=== PROBLEM TO WORK ON ===
Exactly repeat the material, dropping only the pictures.
+ + + + + + +
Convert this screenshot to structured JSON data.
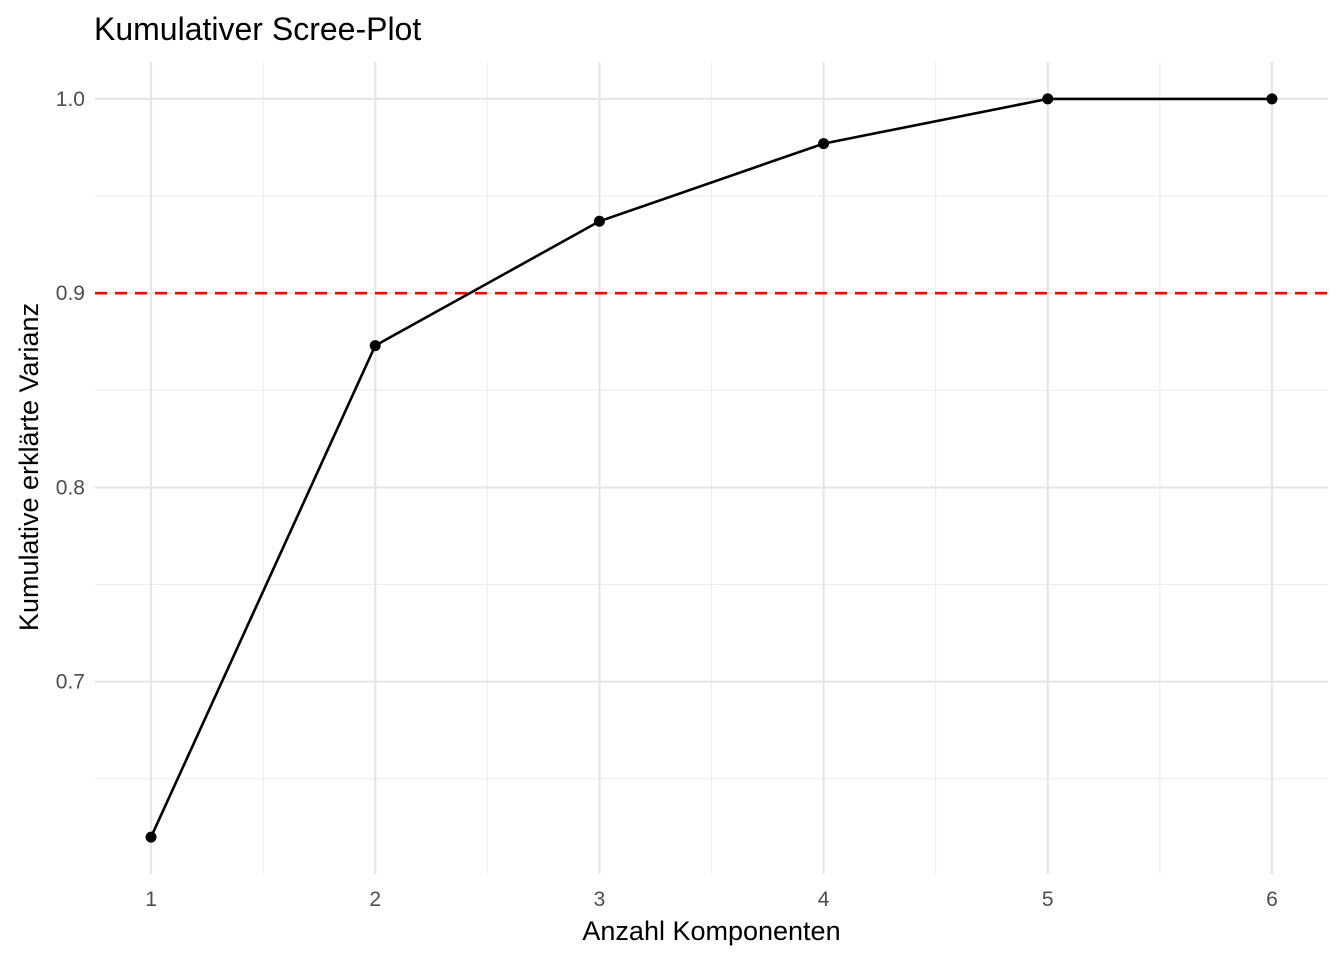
{
  "chart_data": {
    "type": "line",
    "title": "Kumulativer Scree-Plot",
    "xlabel": "Anzahl Komponenten",
    "ylabel": "Kumulative erklärte Varianz",
    "x": [
      1,
      2,
      3,
      4,
      5,
      6
    ],
    "series": [
      {
        "values": [
          0.62,
          0.873,
          0.937,
          0.977,
          1.0,
          1.0
        ]
      }
    ],
    "xticks": [
      1,
      2,
      3,
      4,
      5,
      6
    ],
    "xtick_labels": [
      "1",
      "2",
      "3",
      "4",
      "5",
      "6"
    ],
    "yticks": [
      0.7,
      0.8,
      0.9,
      1.0
    ],
    "ytick_labels": [
      "0.7",
      "0.8",
      "0.9",
      "1.0"
    ],
    "xlim": [
      0.75,
      6.25
    ],
    "ylim": [
      0.601,
      1.019
    ],
    "reference_line": {
      "orientation": "horizontal",
      "y": 0.9,
      "style": "dashed",
      "color": "#ff0000"
    },
    "grid": true,
    "legend": "none",
    "colors": {
      "line": "#000000",
      "point": "#000000",
      "reference": "#ff0000"
    }
  }
}
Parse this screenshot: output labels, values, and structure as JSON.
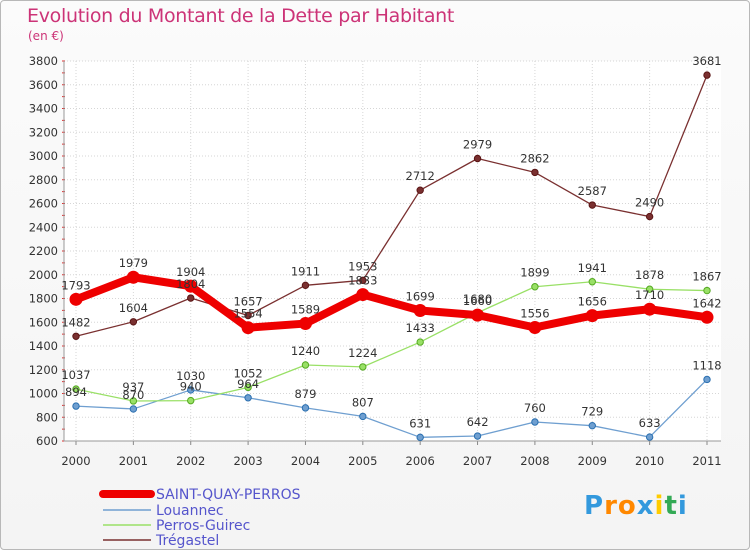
+ + + + + + +
=== SOLUTION TO THIS EXERCISE ===
Convert this screenshot to structured JSON data.
{
  "chart_data": {
    "type": "line",
    "title": "Kumulativer Scree-Plot",
    "xlabel": "Anzahl Komponenten",
    "ylabel": "Kumulative erklärte Varianz",
    "x": [
      1,
      2,
      3,
      4,
      5,
      6
    ],
    "series": [
      {
        "values": [
          0.62,
          0.873,
          0.937,
          0.977,
          1.0,
          1.0
        ]
      }
    ],
    "xticks": [
      1,
      2,
      3,
      4,
      5,
      6
    ],
    "xtick_labels": [
      "1",
      "2",
      "3",
      "4",
      "5",
      "6"
    ],
    "yticks": [
      0.7,
      0.8,
      0.9,
      1.0
    ],
    "ytick_labels": [
      "0.7",
      "0.8",
      "0.9",
      "1.0"
    ],
    "xlim": [
      0.75,
      6.25
    ],
    "ylim": [
      0.601,
      1.019
    ],
    "reference_line": {
      "orientation": "horizontal",
      "y": 0.9,
      "style": "dashed",
      "color": "#ff0000"
    },
    "grid": true,
    "legend": "none",
    "colors": {
      "line": "#000000",
      "point": "#000000",
      "reference": "#ff0000"
    }
  }
}
Parse this screenshot: output labels, values, and structure as JSON.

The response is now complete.